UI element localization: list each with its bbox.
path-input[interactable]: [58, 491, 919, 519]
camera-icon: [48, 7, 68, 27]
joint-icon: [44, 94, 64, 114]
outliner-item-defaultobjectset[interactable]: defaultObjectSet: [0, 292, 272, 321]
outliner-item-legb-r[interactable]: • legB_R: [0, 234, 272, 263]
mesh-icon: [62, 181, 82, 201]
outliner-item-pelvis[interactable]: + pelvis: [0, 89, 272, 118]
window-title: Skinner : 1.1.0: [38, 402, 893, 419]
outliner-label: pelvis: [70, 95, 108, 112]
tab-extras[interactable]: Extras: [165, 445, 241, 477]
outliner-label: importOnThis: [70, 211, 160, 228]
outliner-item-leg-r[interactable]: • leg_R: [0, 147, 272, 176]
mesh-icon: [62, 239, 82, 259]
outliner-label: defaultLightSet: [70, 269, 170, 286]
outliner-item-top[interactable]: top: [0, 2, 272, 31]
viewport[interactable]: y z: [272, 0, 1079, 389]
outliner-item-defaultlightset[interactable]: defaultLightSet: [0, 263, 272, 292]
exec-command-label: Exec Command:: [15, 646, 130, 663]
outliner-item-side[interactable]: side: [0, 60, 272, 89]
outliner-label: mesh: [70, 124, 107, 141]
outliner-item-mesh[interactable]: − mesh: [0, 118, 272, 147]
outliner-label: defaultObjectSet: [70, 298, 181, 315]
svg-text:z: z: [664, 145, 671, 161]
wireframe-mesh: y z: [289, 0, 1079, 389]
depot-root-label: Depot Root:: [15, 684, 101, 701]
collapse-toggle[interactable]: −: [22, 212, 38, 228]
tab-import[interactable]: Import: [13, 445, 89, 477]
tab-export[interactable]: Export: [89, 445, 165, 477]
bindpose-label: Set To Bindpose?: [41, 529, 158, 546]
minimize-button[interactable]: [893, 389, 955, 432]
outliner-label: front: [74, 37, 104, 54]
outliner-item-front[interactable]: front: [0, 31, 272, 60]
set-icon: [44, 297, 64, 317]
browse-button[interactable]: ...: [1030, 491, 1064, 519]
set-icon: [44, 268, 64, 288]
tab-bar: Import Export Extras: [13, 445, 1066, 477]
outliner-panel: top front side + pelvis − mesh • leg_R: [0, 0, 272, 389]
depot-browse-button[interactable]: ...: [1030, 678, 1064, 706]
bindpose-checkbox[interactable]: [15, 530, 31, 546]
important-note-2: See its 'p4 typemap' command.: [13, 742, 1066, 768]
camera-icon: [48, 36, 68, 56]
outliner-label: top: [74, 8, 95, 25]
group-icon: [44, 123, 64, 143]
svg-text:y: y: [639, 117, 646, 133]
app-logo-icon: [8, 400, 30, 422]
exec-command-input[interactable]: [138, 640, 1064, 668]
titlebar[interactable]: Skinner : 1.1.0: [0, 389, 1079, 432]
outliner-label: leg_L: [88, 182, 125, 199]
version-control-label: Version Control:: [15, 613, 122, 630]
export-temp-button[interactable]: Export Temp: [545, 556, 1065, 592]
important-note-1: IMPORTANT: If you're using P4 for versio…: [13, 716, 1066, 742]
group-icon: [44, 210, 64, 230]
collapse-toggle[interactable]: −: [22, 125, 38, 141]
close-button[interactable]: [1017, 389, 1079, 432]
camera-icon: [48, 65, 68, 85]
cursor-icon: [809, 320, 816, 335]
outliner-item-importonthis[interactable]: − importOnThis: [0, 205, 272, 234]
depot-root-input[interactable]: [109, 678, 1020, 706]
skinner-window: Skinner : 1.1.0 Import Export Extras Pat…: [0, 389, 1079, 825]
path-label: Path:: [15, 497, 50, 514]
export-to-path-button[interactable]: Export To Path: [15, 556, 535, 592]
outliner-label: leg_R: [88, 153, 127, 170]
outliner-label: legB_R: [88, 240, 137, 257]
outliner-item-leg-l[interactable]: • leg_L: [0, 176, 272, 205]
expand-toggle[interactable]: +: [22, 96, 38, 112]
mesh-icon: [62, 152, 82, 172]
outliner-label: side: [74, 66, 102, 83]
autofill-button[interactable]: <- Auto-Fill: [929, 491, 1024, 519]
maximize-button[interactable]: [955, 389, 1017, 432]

____________

### Your task:
Convert each line of the material above into a Markdown table with two columns, Row and Entry. Number the rows in order and skip any blank lines.

### Task solution:
| Row | Entry |
|---|---|
| 1 | UI element localization: list each with its bbox. |
| 2 | path-input[interactable]: [58, 491, 919, 519] |
| 3 | camera-icon: [48, 7, 68, 27] |
| 4 | joint-icon: [44, 94, 64, 114] |
| 5 | outliner-item-defaultobjectset[interactable]: defaultObjectSet: [0, 292, 272, 321] |
| 6 | outliner-item-legb-r[interactable]: • legB_R: [0, 234, 272, 263] |
| 7 | mesh-icon: [62, 181, 82, 201] |
| 8 | outliner-item-pelvis[interactable]: + pelvis: [0, 89, 272, 118] |
| 9 | window-title: Skinner : 1.1.0: [38, 402, 893, 419] |
| 10 | outliner-label: pelvis: [70, 95, 108, 112] |
| 11 | tab-extras[interactable]: Extras: [165, 445, 241, 477] |
| 12 | outliner-label: importOnThis: [70, 211, 160, 228] |
| 13 | outliner-item-leg-r[interactable]: • leg_R: [0, 147, 272, 176] |
| 14 | mesh-icon: [62, 239, 82, 259] |
| 15 | outliner-label: defaultLightSet: [70, 269, 170, 286] |
| 16 | outliner-item-top[interactable]: top: [0, 2, 272, 31] |
| 17 | viewport[interactable]: y z: [272, 0, 1079, 389] |
| 18 | outliner-item-defaultlightset[interactable]: defaultLightSet: [0, 263, 272, 292] |
| 19 | exec-command-label: Exec Command:: [15, 646, 130, 663] |
| 20 | outliner-item-side[interactable]: side: [0, 60, 272, 89] |
| 21 | outliner-label: mesh: [70, 124, 107, 141] |
| 22 | outliner-item-mesh[interactable]: − mesh: [0, 118, 272, 147] |
| 23 | outliner-label: defaultObjectSet: [70, 298, 181, 315] |
| 24 | svg-text:z: z: [664, 145, 671, 161] |
| 25 | wireframe-mesh: y z: [289, 0, 1079, 389] |
| 26 | depot-root-label: Depot Root:: [15, 684, 101, 701] |
| 27 | collapse-toggle[interactable]: −: [22, 212, 38, 228] |
| 28 | tab-import[interactable]: Import: [13, 445, 89, 477] |
| 29 | tab-export[interactable]: Export: [89, 445, 165, 477] |
| 30 | bindpose-label: Set To Bindpose?: [41, 529, 158, 546] |
| 31 | minimize-button[interactable]: [893, 389, 955, 432] |
| 32 | outliner-label: front: [74, 37, 104, 54] |
| 33 | outliner-item-front[interactable]: front: [0, 31, 272, 60] |
| 34 | set-icon: [44, 297, 64, 317] |
| 35 | browse-button[interactable]: ...: [1030, 491, 1064, 519] |
| 36 | set-icon: [44, 268, 64, 288] |
| 37 | tab-bar: Import Export Extras: [13, 445, 1066, 477] |
| 38 | outliner-panel: top front side + pelvis − mesh • leg_R: [0, 0, 272, 389] |
| 39 | depot-browse-button[interactable]: ...: [1030, 678, 1064, 706] |
| 40 | bindpose-checkbox[interactable]: [15, 530, 31, 546] |
| 41 | important-note-2: See its 'p4 typemap' command.: [13, 742, 1066, 768] |
| 42 | camera-icon: [48, 36, 68, 56] |
| 43 | outliner-label: top: [74, 8, 95, 25] |
| 44 | group-icon: [44, 123, 64, 143] |
| 45 | svg-text:y: y: [639, 117, 646, 133] |
| 46 | app-logo-icon: [8, 400, 30, 422] |
| 47 | exec-command-input[interactable]: [138, 640, 1064, 668] |
| 48 | titlebar[interactable]: Skinner : 1.1.0: [0, 389, 1079, 432] |
| 49 | outliner-label: leg_L: [88, 182, 125, 199] |
| 50 | version-control-label: Version Control:: [15, 613, 122, 630] |
| 51 | export-temp-button[interactable]: Export Temp: [545, 556, 1065, 592] |
| 52 | important-note-1: IMPORTANT: If you're using P4 for versio…: [13, 716, 1066, 742] |
| 53 | group-icon: [44, 210, 64, 230] |
| 54 | collapse-toggle[interactable]: −: [22, 125, 38, 141] |
| 55 | close-button[interactable]: [1017, 389, 1079, 432] |
| 56 | camera-icon: [48, 65, 68, 85] |
| 57 | cursor-icon: [809, 320, 816, 335] |
| 58 | outliner-item-importonthis[interactable]: − importOnThis: [0, 205, 272, 234] |
| 59 | depot-root-input[interactable]: [109, 678, 1020, 706] |
| 60 | skinner-window: Skinner : 1.1.0 Import Export Extras Pat…: [0, 389, 1079, 825] |
| 61 | path-label: Path:: [15, 497, 50, 514] |
| 62 | export-to-path-button[interactable]: Export To Path: [15, 556, 535, 592] |
| 63 | outliner-label: leg_R: [88, 153, 127, 170] |
| 64 | outliner-label: legB_R: [88, 240, 137, 257] |
| 65 | outliner-item-leg-l[interactable]: • leg_L: [0, 176, 272, 205] |
| 66 | expand-toggle[interactable]: +: [22, 96, 38, 112] |
| 67 | mesh-icon: [62, 152, 82, 172] |
| 68 | outliner-label: side: [74, 66, 102, 83] |
| 69 | autofill-button[interactable]: <- Auto-Fill: [929, 491, 1024, 519] |
| 70 | maximize-button[interactable]: [955, 389, 1017, 432] |